### Task brief
Locate every line below that contains the word "common" and copy it.

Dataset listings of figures
☆ ☆ ☆ ☆ ☆ ☆ ☆
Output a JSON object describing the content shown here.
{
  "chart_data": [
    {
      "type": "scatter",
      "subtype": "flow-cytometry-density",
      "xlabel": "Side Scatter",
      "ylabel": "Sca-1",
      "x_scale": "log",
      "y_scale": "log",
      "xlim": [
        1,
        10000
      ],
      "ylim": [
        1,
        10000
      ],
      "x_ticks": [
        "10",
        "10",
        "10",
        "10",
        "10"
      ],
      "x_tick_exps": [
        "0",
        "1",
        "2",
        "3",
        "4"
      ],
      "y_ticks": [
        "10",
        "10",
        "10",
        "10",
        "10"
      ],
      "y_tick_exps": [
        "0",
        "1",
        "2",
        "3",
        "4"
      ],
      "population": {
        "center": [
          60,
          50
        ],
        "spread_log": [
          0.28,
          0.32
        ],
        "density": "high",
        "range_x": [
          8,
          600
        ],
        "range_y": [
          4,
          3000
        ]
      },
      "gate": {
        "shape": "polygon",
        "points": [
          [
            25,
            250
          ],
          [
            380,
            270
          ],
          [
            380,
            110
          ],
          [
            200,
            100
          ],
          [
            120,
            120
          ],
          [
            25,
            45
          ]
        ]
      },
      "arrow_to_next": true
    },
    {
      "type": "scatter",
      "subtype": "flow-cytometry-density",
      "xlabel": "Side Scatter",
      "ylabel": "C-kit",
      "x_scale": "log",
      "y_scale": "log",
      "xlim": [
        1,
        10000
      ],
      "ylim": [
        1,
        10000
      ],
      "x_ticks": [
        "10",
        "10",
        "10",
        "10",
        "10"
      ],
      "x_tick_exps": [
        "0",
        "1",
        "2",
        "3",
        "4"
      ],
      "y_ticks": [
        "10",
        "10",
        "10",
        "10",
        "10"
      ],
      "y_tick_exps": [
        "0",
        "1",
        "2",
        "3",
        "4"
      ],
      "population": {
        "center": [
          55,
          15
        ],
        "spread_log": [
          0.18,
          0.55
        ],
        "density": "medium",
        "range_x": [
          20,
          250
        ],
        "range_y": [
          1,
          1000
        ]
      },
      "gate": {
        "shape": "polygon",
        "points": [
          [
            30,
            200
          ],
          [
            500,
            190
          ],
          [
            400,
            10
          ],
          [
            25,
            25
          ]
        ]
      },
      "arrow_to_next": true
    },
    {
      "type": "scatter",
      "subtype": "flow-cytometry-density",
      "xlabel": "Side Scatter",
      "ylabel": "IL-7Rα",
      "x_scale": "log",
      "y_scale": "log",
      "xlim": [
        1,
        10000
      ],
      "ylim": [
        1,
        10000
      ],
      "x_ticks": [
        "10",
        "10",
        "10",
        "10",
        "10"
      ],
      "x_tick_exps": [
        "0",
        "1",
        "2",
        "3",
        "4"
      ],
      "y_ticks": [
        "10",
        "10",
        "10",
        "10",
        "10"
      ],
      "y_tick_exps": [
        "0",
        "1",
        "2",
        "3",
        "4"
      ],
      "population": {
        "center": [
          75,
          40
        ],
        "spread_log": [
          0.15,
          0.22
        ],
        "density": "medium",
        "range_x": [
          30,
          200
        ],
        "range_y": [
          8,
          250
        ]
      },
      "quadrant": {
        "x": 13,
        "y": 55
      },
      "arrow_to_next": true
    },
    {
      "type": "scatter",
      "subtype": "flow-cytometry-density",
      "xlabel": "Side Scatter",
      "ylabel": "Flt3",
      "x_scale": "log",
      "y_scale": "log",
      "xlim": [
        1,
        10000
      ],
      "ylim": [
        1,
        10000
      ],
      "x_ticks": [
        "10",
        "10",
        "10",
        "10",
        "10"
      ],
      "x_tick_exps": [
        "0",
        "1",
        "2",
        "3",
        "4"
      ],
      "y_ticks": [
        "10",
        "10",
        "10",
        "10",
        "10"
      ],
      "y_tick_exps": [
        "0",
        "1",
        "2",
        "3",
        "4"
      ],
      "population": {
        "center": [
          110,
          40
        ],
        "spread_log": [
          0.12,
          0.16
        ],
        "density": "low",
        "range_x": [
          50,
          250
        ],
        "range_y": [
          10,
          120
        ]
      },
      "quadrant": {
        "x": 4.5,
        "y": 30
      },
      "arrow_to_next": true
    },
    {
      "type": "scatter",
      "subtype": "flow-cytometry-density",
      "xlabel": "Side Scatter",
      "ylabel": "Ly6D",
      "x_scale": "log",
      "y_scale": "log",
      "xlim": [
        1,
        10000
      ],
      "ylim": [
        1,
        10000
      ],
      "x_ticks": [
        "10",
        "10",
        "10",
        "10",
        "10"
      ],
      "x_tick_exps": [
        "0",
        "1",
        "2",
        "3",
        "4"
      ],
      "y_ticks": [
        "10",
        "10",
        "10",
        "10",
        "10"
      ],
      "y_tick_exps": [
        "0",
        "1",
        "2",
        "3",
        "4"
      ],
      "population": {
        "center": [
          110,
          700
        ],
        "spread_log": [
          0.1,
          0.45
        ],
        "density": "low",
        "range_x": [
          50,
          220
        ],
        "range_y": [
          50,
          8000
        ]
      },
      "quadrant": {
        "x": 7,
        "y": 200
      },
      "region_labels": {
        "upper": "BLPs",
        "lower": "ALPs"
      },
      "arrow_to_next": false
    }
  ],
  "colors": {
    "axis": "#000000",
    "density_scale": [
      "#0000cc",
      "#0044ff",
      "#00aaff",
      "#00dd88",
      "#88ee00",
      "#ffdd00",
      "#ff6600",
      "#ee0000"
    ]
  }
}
☆ ☆ ☆ ☆ ☆ ☆ ☆
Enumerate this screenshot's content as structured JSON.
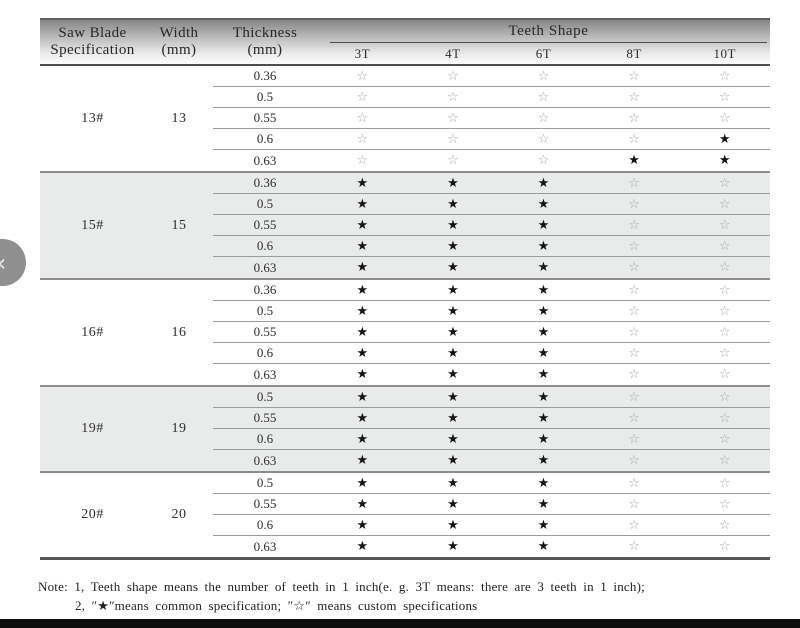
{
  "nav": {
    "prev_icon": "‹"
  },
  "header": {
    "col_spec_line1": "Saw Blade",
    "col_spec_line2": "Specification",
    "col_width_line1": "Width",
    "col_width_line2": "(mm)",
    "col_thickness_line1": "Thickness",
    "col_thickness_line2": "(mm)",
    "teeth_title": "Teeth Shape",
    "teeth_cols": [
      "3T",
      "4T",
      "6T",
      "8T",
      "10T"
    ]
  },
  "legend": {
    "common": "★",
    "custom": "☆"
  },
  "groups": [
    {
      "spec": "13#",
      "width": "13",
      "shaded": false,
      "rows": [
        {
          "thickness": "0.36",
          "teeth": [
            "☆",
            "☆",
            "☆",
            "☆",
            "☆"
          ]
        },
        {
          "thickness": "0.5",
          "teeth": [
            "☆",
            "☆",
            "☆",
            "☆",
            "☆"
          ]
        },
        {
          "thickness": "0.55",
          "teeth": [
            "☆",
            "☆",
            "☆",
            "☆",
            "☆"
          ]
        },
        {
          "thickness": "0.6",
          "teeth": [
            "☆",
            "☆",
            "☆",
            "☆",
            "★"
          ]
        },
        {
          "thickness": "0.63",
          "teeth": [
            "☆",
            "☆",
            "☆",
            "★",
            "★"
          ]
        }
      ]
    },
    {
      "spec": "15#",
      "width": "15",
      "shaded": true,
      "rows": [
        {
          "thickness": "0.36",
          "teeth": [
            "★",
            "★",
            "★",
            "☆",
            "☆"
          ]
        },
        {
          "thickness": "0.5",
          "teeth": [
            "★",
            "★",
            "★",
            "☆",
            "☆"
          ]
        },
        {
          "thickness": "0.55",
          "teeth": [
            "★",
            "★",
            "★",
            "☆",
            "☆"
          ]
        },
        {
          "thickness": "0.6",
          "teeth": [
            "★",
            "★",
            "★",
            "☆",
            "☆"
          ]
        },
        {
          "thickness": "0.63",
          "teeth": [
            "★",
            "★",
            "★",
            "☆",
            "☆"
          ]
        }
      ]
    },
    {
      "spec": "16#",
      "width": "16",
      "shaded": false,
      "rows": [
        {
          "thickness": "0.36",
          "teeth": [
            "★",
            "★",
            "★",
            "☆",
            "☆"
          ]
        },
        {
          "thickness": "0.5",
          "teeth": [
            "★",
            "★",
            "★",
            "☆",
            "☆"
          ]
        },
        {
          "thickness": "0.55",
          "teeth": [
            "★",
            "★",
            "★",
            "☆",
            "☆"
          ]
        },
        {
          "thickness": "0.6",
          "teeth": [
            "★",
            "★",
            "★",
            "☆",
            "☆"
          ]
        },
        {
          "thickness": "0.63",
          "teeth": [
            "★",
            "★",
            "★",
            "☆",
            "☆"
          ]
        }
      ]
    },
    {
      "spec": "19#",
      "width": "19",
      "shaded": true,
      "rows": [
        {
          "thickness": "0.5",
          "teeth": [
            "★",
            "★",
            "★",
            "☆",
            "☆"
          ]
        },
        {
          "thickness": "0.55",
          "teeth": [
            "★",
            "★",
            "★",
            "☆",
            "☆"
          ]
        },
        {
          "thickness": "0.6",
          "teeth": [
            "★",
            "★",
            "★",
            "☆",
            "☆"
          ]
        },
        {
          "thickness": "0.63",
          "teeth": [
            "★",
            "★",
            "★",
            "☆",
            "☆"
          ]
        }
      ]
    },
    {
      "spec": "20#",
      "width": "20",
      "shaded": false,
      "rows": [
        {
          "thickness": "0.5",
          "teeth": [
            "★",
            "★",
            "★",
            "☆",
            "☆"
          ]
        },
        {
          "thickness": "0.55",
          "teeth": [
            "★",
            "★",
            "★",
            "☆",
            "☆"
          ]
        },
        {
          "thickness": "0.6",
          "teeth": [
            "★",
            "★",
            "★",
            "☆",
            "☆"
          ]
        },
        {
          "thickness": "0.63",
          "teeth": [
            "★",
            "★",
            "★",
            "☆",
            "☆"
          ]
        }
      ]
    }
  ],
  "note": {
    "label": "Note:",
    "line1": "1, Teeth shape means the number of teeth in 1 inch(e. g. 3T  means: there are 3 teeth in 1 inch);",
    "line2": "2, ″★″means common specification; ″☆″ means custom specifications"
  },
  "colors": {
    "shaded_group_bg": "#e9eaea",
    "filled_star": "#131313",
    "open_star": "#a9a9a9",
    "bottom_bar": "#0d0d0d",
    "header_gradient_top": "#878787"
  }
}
☆ ☆ ☆ ☆ ☆ ☆ ☆
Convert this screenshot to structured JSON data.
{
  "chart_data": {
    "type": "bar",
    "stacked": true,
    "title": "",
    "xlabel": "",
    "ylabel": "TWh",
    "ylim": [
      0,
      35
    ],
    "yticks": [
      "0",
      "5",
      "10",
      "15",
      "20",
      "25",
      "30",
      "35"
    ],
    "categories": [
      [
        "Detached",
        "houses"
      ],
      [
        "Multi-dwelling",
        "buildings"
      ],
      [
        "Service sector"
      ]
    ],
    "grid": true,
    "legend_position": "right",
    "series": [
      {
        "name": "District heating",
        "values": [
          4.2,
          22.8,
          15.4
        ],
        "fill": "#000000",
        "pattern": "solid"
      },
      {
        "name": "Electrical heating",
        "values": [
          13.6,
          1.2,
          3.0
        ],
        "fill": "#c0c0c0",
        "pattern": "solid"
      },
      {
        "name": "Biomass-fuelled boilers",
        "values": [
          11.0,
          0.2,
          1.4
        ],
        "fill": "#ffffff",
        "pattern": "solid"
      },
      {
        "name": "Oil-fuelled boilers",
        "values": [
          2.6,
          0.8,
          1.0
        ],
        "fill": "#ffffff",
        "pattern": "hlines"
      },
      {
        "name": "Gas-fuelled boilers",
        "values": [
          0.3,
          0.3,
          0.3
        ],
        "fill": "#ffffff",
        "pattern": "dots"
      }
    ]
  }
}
☆ ☆ ☆ ☆ ☆ ☆ ☆
### Solution to this problem
    "common": "★",
    "line2": "2, ″★″means common specification; ″☆″ means custom specifications"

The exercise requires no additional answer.